**Task instructions**
Locate each line holding the string "JSON" and copy it.

**Records for this exercise**
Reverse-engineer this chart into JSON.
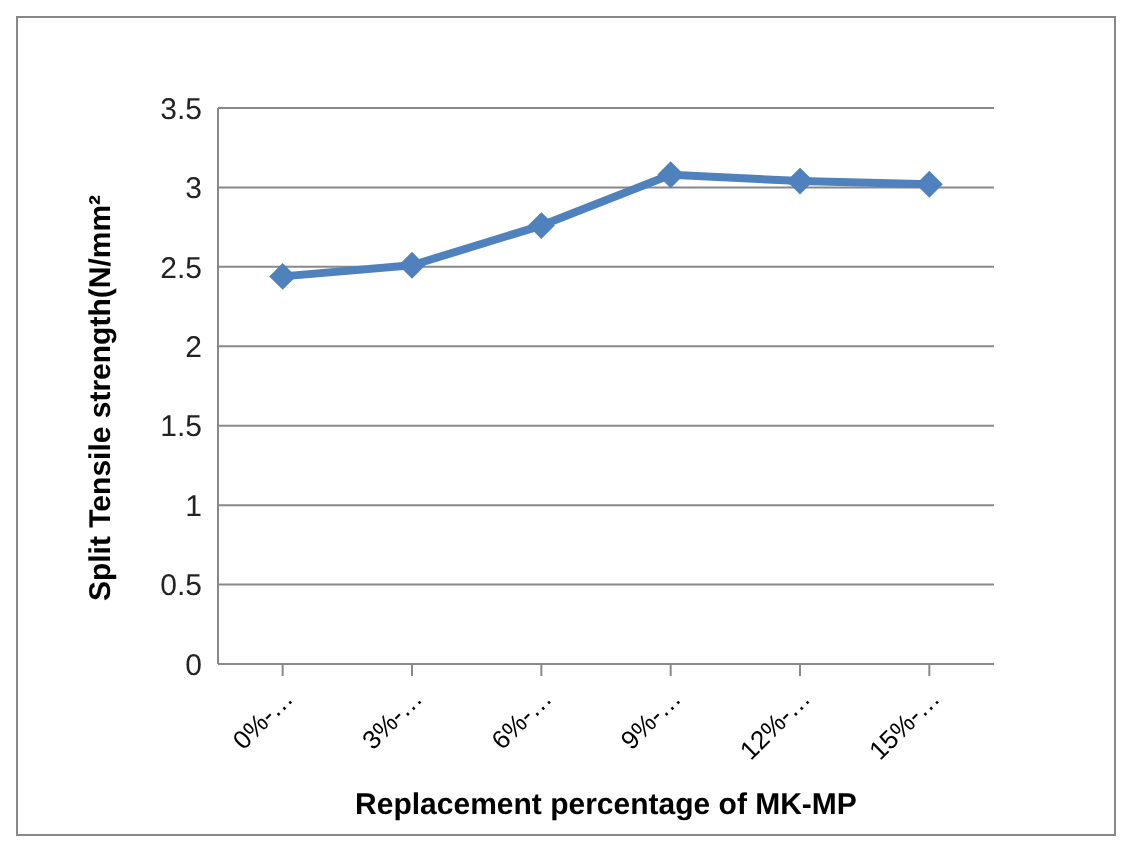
{
  "chart_data": {
    "type": "line",
    "xlabel": "Replacement percentage of MK-MP",
    "ylabel": "Split Tensile  strength(N/mm²",
    "categories": [
      "0%-…",
      "3%-…",
      "6%-…",
      "9%-…",
      "12%-…",
      "15%-…"
    ],
    "series": [
      {
        "color": "#4f81bd",
        "values": [
          2.44,
          2.51,
          2.76,
          3.08,
          3.04,
          3.02
        ]
      }
    ],
    "ylim": [
      0,
      3.5
    ],
    "yticks": [
      0,
      0.5,
      1,
      1.5,
      2,
      2.5,
      3,
      3.5
    ],
    "grid": "y",
    "legend": false,
    "marker": "diamond",
    "line_style": "solid"
  }
}
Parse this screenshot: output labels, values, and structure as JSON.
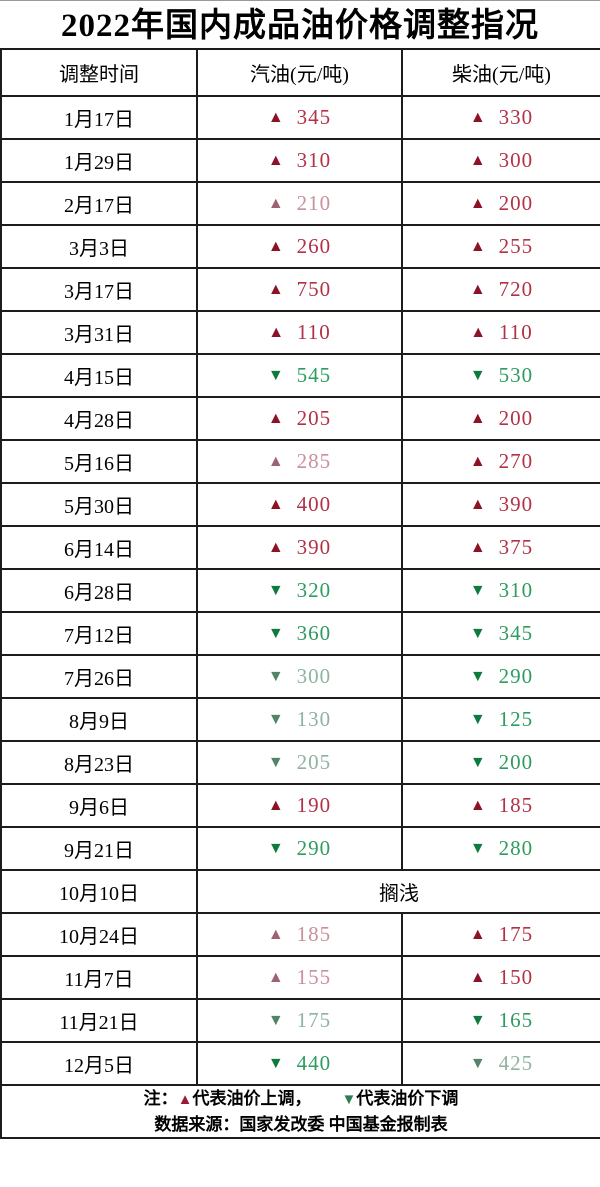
{
  "title": "2022年国内成品油价格调整指况",
  "colors": {
    "border": "#1c1c1c",
    "up_arrow_bright": "#8C1226",
    "up_text_bright": "#B33147",
    "up_arrow_muted": "#9C6471",
    "up_text_muted": "#C9919B",
    "down_arrow_bright": "#0E7B3E",
    "down_text_bright": "#2E9C60",
    "down_arrow_muted": "#538369",
    "down_text_muted": "#8FB3A0",
    "note_up_red": "#9A1B33",
    "note_down_green": "#2F7B52"
  },
  "table": {
    "headers": [
      "调整时间",
      "汽油(元/吨)",
      "柴油(元/吨)"
    ],
    "up_symbol": "▲",
    "down_symbol": "▼",
    "rows": [
      {
        "date": "1月17日",
        "gas": {
          "dir": "up",
          "value": "345",
          "tone": "bright"
        },
        "diesel": {
          "dir": "up",
          "value": "330",
          "tone": "bright"
        }
      },
      {
        "date": "1月29日",
        "gas": {
          "dir": "up",
          "value": "310",
          "tone": "bright"
        },
        "diesel": {
          "dir": "up",
          "value": "300",
          "tone": "bright"
        }
      },
      {
        "date": "2月17日",
        "gas": {
          "dir": "up",
          "value": "210",
          "tone": "muted"
        },
        "diesel": {
          "dir": "up",
          "value": "200",
          "tone": "bright"
        }
      },
      {
        "date": "3月3日",
        "gas": {
          "dir": "up",
          "value": "260",
          "tone": "bright"
        },
        "diesel": {
          "dir": "up",
          "value": "255",
          "tone": "bright"
        }
      },
      {
        "date": "3月17日",
        "gas": {
          "dir": "up",
          "value": "750",
          "tone": "bright"
        },
        "diesel": {
          "dir": "up",
          "value": "720",
          "tone": "bright"
        }
      },
      {
        "date": "3月31日",
        "gas": {
          "dir": "up",
          "value": "110",
          "tone": "bright"
        },
        "diesel": {
          "dir": "up",
          "value": "110",
          "tone": "bright"
        }
      },
      {
        "date": "4月15日",
        "gas": {
          "dir": "down",
          "value": "545",
          "tone": "bright"
        },
        "diesel": {
          "dir": "down",
          "value": "530",
          "tone": "bright"
        }
      },
      {
        "date": "4月28日",
        "gas": {
          "dir": "up",
          "value": "205",
          "tone": "bright"
        },
        "diesel": {
          "dir": "up",
          "value": "200",
          "tone": "bright"
        }
      },
      {
        "date": "5月16日",
        "gas": {
          "dir": "up",
          "value": "285",
          "tone": "muted"
        },
        "diesel": {
          "dir": "up",
          "value": "270",
          "tone": "bright"
        }
      },
      {
        "date": "5月30日",
        "gas": {
          "dir": "up",
          "value": "400",
          "tone": "bright"
        },
        "diesel": {
          "dir": "up",
          "value": "390",
          "tone": "bright"
        }
      },
      {
        "date": "6月14日",
        "gas": {
          "dir": "up",
          "value": "390",
          "tone": "bright"
        },
        "diesel": {
          "dir": "up",
          "value": "375",
          "tone": "bright"
        }
      },
      {
        "date": "6月28日",
        "gas": {
          "dir": "down",
          "value": "320",
          "tone": "bright"
        },
        "diesel": {
          "dir": "down",
          "value": "310",
          "tone": "bright"
        }
      },
      {
        "date": "7月12日",
        "gas": {
          "dir": "down",
          "value": "360",
          "tone": "bright"
        },
        "diesel": {
          "dir": "down",
          "value": "345",
          "tone": "bright"
        }
      },
      {
        "date": "7月26日",
        "gas": {
          "dir": "down",
          "value": "300",
          "tone": "muted"
        },
        "diesel": {
          "dir": "down",
          "value": "290",
          "tone": "bright"
        }
      },
      {
        "date": "8月9日",
        "gas": {
          "dir": "down",
          "value": "130",
          "tone": "muted"
        },
        "diesel": {
          "dir": "down",
          "value": "125",
          "tone": "bright"
        }
      },
      {
        "date": "8月23日",
        "gas": {
          "dir": "down",
          "value": "205",
          "tone": "muted"
        },
        "diesel": {
          "dir": "down",
          "value": "200",
          "tone": "bright"
        }
      },
      {
        "date": "9月6日",
        "gas": {
          "dir": "up",
          "value": "190",
          "tone": "bright"
        },
        "diesel": {
          "dir": "up",
          "value": "185",
          "tone": "bright"
        }
      },
      {
        "date": "9月21日",
        "gas": {
          "dir": "down",
          "value": "290",
          "tone": "bright"
        },
        "diesel": {
          "dir": "down",
          "value": "280",
          "tone": "bright"
        }
      },
      {
        "date": "10月10日",
        "merged": "搁浅"
      },
      {
        "date": "10月24日",
        "gas": {
          "dir": "up",
          "value": "185",
          "tone": "muted"
        },
        "diesel": {
          "dir": "up",
          "value": "175",
          "tone": "bright"
        }
      },
      {
        "date": "11月7日",
        "gas": {
          "dir": "up",
          "value": "155",
          "tone": "muted"
        },
        "diesel": {
          "dir": "up",
          "value": "150",
          "tone": "bright"
        }
      },
      {
        "date": "11月21日",
        "gas": {
          "dir": "down",
          "value": "175",
          "tone": "muted"
        },
        "diesel": {
          "dir": "down",
          "value": "165",
          "tone": "bright"
        }
      },
      {
        "date": "12月5日",
        "gas": {
          "dir": "down",
          "value": "440",
          "tone": "bright"
        },
        "diesel": {
          "dir": "down",
          "value": "425",
          "tone": "muted"
        }
      }
    ]
  },
  "footer": {
    "note_prefix": "注：",
    "up_symbol": "▲",
    "up_legend": "代表油价上调，",
    "down_symbol": "▼",
    "down_legend": "代表油价下调",
    "source": "数据来源：国家发改委  中国基金报制表"
  },
  "chart_data": {
    "type": "table",
    "title": "2022年国内成品油价格调整指况",
    "columns": [
      "调整时间",
      "汽油(元/吨)",
      "柴油(元/吨)"
    ],
    "value_convention": "positive = 上调(up), negative = 下调(down), null = 搁浅(no change)",
    "rows": [
      [
        "1月17日",
        345,
        330
      ],
      [
        "1月29日",
        310,
        300
      ],
      [
        "2月17日",
        210,
        200
      ],
      [
        "3月3日",
        260,
        255
      ],
      [
        "3月17日",
        750,
        720
      ],
      [
        "3月31日",
        110,
        110
      ],
      [
        "4月15日",
        -545,
        -530
      ],
      [
        "4月28日",
        205,
        200
      ],
      [
        "5月16日",
        285,
        270
      ],
      [
        "5月30日",
        400,
        390
      ],
      [
        "6月14日",
        390,
        375
      ],
      [
        "6月28日",
        -320,
        -310
      ],
      [
        "7月12日",
        -360,
        -345
      ],
      [
        "7月26日",
        -300,
        -290
      ],
      [
        "8月9日",
        -130,
        -125
      ],
      [
        "8月23日",
        -205,
        -200
      ],
      [
        "9月6日",
        190,
        185
      ],
      [
        "9月21日",
        -290,
        -280
      ],
      [
        "10月10日",
        null,
        null
      ],
      [
        "10月24日",
        185,
        175
      ],
      [
        "11月7日",
        155,
        150
      ],
      [
        "11月21日",
        -175,
        -165
      ],
      [
        "12月5日",
        -440,
        -425
      ]
    ],
    "notes": [
      "注：▲代表油价上调， ▼代表油价下调",
      "数据来源：国家发改委  中国基金报制表"
    ]
  }
}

**Response for this exercise**
Reverse-engineer this chart into JSON.
Parse this screenshot: output labels, values, and structure as JSON.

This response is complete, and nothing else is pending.